▶ Stated task: Under this task are some entries; return every one of them exactly.

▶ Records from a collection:
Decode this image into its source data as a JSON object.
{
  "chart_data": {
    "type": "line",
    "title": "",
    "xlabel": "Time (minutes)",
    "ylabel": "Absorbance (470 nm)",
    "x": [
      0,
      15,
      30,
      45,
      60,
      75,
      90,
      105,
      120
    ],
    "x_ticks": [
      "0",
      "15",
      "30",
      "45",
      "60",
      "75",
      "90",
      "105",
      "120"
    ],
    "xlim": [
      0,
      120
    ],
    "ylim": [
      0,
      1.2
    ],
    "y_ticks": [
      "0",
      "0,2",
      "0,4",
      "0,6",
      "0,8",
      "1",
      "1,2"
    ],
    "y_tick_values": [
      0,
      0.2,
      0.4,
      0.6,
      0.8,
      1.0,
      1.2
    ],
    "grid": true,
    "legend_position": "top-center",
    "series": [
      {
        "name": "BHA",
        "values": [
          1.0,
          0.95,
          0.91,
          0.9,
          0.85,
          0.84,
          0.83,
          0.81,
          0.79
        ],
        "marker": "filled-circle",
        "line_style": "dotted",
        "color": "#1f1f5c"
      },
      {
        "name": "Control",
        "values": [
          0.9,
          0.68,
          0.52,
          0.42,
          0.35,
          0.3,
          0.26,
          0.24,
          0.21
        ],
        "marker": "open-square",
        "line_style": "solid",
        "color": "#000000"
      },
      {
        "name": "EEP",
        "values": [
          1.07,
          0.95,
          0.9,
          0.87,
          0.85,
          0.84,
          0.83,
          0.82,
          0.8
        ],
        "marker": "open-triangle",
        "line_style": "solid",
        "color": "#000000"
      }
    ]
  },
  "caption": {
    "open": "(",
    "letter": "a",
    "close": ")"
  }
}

▶ Expected answer:
Decode this image into its source data as a JSON object.
{
  "chart_data": {
    "type": "line",
    "title": "",
    "xlabel": "Time (minutes)",
    "ylabel": "Absorbance (470 nm)",
    "x": [
      0,
      15,
      30,
      45,
      60,
      75,
      90,
      105,
      120
    ],
    "x_ticks": [
      "0",
      "15",
      "30",
      "45",
      "60",
      "75",
      "90",
      "105",
      "120"
    ],
    "xlim": [
      0,
      120
    ],
    "ylim": [
      0,
      1.2
    ],
    "y_ticks": [
      "0",
      "0,2",
      "0,4",
      "0,6",
      "0,8",
      "1",
      "1,2"
    ],
    "y_tick_values": [
      0,
      0.2,
      0.4,
      0.6,
      0.8,
      1.0,
      1.2
    ],
    "grid": true,
    "legend_position": "top-center",
    "series": [
      {
        "name": "BHA",
        "values": [
          1.0,
          0.95,
          0.91,
          0.9,
          0.85,
          0.84,
          0.83,
          0.81,
          0.79
        ],
        "marker": "filled-circle",
        "line_style": "dotted",
        "color": "#1f1f5c"
      },
      {
        "name": "Control",
        "values": [
          0.9,
          0.68,
          0.52,
          0.42,
          0.35,
          0.3,
          0.26,
          0.24,
          0.21
        ],
        "marker": "open-square",
        "line_style": "solid",
        "color": "#000000"
      },
      {
        "name": "EEP",
        "values": [
          1.07,
          0.95,
          0.9,
          0.87,
          0.85,
          0.84,
          0.83,
          0.82,
          0.8
        ],
        "marker": "open-triangle",
        "line_style": "solid",
        "color": "#000000"
      }
    ]
  },
  "caption": {
    "open": "(",
    "letter": "a",
    "close": ")"
  }
}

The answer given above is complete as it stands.